● What you are asked to do:
Render the material again word for word, skipping the pictures in it.
────────────────────────────────────────
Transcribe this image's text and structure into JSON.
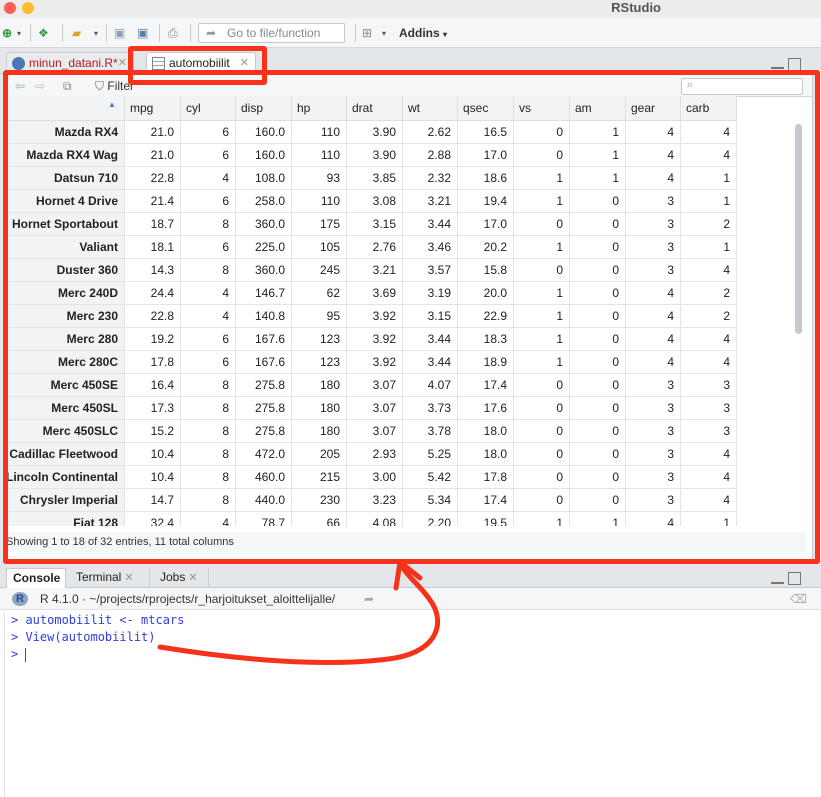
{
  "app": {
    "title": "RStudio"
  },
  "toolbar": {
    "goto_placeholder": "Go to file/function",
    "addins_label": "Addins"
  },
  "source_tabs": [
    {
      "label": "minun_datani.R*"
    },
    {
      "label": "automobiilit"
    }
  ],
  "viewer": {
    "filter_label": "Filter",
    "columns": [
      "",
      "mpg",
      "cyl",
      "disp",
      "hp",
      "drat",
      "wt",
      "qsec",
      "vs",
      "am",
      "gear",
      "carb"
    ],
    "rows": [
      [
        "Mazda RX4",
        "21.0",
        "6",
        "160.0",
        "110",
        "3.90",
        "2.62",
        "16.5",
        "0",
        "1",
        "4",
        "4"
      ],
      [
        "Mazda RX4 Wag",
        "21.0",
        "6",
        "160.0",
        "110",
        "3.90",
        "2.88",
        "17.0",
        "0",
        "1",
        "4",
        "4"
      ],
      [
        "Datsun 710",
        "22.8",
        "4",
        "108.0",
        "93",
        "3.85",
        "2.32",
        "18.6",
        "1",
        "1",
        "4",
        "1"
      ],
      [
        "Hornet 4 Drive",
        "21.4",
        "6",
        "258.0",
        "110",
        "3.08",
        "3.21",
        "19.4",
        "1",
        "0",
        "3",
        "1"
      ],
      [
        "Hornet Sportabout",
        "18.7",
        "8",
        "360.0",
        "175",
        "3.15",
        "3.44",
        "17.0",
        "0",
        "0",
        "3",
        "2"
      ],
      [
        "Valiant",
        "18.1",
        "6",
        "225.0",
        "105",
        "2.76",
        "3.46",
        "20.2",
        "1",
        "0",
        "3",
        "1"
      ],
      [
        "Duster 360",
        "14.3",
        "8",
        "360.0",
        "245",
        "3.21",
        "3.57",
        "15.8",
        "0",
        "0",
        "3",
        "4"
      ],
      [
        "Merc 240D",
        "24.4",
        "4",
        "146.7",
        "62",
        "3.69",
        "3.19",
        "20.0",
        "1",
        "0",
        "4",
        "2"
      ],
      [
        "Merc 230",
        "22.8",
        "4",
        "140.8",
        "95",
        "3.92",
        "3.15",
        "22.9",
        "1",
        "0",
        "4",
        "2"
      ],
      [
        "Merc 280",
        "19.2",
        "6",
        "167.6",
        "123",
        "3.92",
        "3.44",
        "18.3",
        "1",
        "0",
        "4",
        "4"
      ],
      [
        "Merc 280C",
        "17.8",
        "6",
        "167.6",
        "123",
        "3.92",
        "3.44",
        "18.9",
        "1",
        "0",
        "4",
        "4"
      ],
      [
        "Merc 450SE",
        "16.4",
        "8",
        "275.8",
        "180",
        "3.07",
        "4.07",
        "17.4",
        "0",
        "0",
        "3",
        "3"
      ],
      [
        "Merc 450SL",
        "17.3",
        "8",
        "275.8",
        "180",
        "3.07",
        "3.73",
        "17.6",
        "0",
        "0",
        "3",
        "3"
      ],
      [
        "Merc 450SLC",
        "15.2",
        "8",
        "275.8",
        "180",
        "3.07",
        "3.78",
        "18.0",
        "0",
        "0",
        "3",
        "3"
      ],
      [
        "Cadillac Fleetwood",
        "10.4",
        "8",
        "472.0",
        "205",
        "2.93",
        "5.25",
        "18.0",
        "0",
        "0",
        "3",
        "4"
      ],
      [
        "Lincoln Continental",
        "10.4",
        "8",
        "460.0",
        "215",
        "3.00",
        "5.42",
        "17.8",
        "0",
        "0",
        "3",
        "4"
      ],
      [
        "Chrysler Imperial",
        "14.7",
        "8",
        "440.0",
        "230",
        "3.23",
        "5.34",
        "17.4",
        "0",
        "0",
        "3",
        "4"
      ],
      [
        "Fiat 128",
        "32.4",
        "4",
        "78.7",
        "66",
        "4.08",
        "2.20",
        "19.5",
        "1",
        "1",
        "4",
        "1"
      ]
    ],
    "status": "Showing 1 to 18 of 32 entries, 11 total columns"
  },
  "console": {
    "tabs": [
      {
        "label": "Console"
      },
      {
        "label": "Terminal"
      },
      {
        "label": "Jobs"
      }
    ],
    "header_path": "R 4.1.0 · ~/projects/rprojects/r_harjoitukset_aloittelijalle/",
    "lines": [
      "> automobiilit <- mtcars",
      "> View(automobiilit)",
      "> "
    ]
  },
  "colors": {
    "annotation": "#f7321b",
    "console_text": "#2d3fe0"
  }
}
────────────────────────────────────────
● Solution:
Transcribe this image's text and structure into JSON.
{
  "app": {
    "title": "RStudio"
  },
  "toolbar": {
    "goto_placeholder": "Go to file/function",
    "addins_label": "Addins"
  },
  "source_tabs": [
    {
      "label": "minun_datani.R*"
    },
    {
      "label": "automobiilit"
    }
  ],
  "viewer": {
    "filter_label": "Filter",
    "columns": [
      "",
      "mpg",
      "cyl",
      "disp",
      "hp",
      "drat",
      "wt",
      "qsec",
      "vs",
      "am",
      "gear",
      "carb"
    ],
    "rows": [
      [
        "Mazda RX4",
        "21.0",
        "6",
        "160.0",
        "110",
        "3.90",
        "2.62",
        "16.5",
        "0",
        "1",
        "4",
        "4"
      ],
      [
        "Mazda RX4 Wag",
        "21.0",
        "6",
        "160.0",
        "110",
        "3.90",
        "2.88",
        "17.0",
        "0",
        "1",
        "4",
        "4"
      ],
      [
        "Datsun 710",
        "22.8",
        "4",
        "108.0",
        "93",
        "3.85",
        "2.32",
        "18.6",
        "1",
        "1",
        "4",
        "1"
      ],
      [
        "Hornet 4 Drive",
        "21.4",
        "6",
        "258.0",
        "110",
        "3.08",
        "3.21",
        "19.4",
        "1",
        "0",
        "3",
        "1"
      ],
      [
        "Hornet Sportabout",
        "18.7",
        "8",
        "360.0",
        "175",
        "3.15",
        "3.44",
        "17.0",
        "0",
        "0",
        "3",
        "2"
      ],
      [
        "Valiant",
        "18.1",
        "6",
        "225.0",
        "105",
        "2.76",
        "3.46",
        "20.2",
        "1",
        "0",
        "3",
        "1"
      ],
      [
        "Duster 360",
        "14.3",
        "8",
        "360.0",
        "245",
        "3.21",
        "3.57",
        "15.8",
        "0",
        "0",
        "3",
        "4"
      ],
      [
        "Merc 240D",
        "24.4",
        "4",
        "146.7",
        "62",
        "3.69",
        "3.19",
        "20.0",
        "1",
        "0",
        "4",
        "2"
      ],
      [
        "Merc 230",
        "22.8",
        "4",
        "140.8",
        "95",
        "3.92",
        "3.15",
        "22.9",
        "1",
        "0",
        "4",
        "2"
      ],
      [
        "Merc 280",
        "19.2",
        "6",
        "167.6",
        "123",
        "3.92",
        "3.44",
        "18.3",
        "1",
        "0",
        "4",
        "4"
      ],
      [
        "Merc 280C",
        "17.8",
        "6",
        "167.6",
        "123",
        "3.92",
        "3.44",
        "18.9",
        "1",
        "0",
        "4",
        "4"
      ],
      [
        "Merc 450SE",
        "16.4",
        "8",
        "275.8",
        "180",
        "3.07",
        "4.07",
        "17.4",
        "0",
        "0",
        "3",
        "3"
      ],
      [
        "Merc 450SL",
        "17.3",
        "8",
        "275.8",
        "180",
        "3.07",
        "3.73",
        "17.6",
        "0",
        "0",
        "3",
        "3"
      ],
      [
        "Merc 450SLC",
        "15.2",
        "8",
        "275.8",
        "180",
        "3.07",
        "3.78",
        "18.0",
        "0",
        "0",
        "3",
        "3"
      ],
      [
        "Cadillac Fleetwood",
        "10.4",
        "8",
        "472.0",
        "205",
        "2.93",
        "5.25",
        "18.0",
        "0",
        "0",
        "3",
        "4"
      ],
      [
        "Lincoln Continental",
        "10.4",
        "8",
        "460.0",
        "215",
        "3.00",
        "5.42",
        "17.8",
        "0",
        "0",
        "3",
        "4"
      ],
      [
        "Chrysler Imperial",
        "14.7",
        "8",
        "440.0",
        "230",
        "3.23",
        "5.34",
        "17.4",
        "0",
        "0",
        "3",
        "4"
      ],
      [
        "Fiat 128",
        "32.4",
        "4",
        "78.7",
        "66",
        "4.08",
        "2.20",
        "19.5",
        "1",
        "1",
        "4",
        "1"
      ]
    ],
    "status": "Showing 1 to 18 of 32 entries, 11 total columns"
  },
  "console": {
    "tabs": [
      {
        "label": "Console"
      },
      {
        "label": "Terminal"
      },
      {
        "label": "Jobs"
      }
    ],
    "header_path": "R 4.1.0 · ~/projects/rprojects/r_harjoitukset_aloittelijalle/",
    "lines": [
      "> automobiilit <- mtcars",
      "> View(automobiilit)",
      "> "
    ]
  },
  "colors": {
    "annotation": "#f7321b",
    "console_text": "#2d3fe0"
  }
}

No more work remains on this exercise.